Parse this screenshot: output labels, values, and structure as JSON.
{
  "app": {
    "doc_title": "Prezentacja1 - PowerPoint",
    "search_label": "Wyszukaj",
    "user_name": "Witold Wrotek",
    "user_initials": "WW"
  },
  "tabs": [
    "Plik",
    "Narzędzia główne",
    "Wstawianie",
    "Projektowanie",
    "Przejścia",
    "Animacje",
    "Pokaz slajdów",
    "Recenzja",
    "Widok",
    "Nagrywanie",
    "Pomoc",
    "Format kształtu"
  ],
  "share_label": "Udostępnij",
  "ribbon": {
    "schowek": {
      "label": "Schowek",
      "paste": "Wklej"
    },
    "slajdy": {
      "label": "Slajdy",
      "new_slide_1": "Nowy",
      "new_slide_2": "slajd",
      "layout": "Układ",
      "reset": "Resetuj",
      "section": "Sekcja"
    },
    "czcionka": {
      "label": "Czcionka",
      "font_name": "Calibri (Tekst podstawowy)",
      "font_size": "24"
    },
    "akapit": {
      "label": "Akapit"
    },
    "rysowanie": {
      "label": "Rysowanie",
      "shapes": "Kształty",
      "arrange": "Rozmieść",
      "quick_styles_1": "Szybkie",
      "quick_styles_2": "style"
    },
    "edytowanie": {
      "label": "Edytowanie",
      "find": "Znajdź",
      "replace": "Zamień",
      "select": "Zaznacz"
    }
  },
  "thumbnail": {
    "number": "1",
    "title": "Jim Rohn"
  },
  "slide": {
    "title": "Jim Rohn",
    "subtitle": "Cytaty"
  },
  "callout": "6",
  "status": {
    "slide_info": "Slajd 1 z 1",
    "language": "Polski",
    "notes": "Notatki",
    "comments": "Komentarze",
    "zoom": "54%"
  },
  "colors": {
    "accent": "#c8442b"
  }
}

━━━━━━━━━━━━━━━━━━━━

__Exercise directions__: Repeat all the records. Match each line exactly.

__Complete response__:
Parse this screenshot: output labels, values, and structure as JSON.
{
  "app": {
    "doc_title": "Prezentacja1 - PowerPoint",
    "search_label": "Wyszukaj",
    "user_name": "Witold Wrotek",
    "user_initials": "WW"
  },
  "tabs": [
    "Plik",
    "Narzędzia główne",
    "Wstawianie",
    "Projektowanie",
    "Przejścia",
    "Animacje",
    "Pokaz slajdów",
    "Recenzja",
    "Widok",
    "Nagrywanie",
    "Pomoc",
    "Format kształtu"
  ],
  "share_label": "Udostępnij",
  "ribbon": {
    "schowek": {
      "label": "Schowek",
      "paste": "Wklej"
    },
    "slajdy": {
      "label": "Slajdy",
      "new_slide_1": "Nowy",
      "new_slide_2": "slajd",
      "layout": "Układ",
      "reset": "Resetuj",
      "section": "Sekcja"
    },
    "czcionka": {
      "label": "Czcionka",
      "font_name": "Calibri (Tekst podstawowy)",
      "font_size": "24"
    },
    "akapit": {
      "label": "Akapit"
    },
    "rysowanie": {
      "label": "Rysowanie",
      "shapes": "Kształty",
      "arrange": "Rozmieść",
      "quick_styles_1": "Szybkie",
      "quick_styles_2": "style"
    },
    "edytowanie": {
      "label": "Edytowanie",
      "find": "Znajdź",
      "replace": "Zamień",
      "select": "Zaznacz"
    }
  },
  "thumbnail": {
    "number": "1",
    "title": "Jim Rohn"
  },
  "slide": {
    "title": "Jim Rohn",
    "subtitle": "Cytaty"
  },
  "callout": "6",
  "status": {
    "slide_info": "Slajd 1 z 1",
    "language": "Polski",
    "notes": "Notatki",
    "comments": "Komentarze",
    "zoom": "54%"
  },
  "colors": {
    "accent": "#c8442b"
  }
}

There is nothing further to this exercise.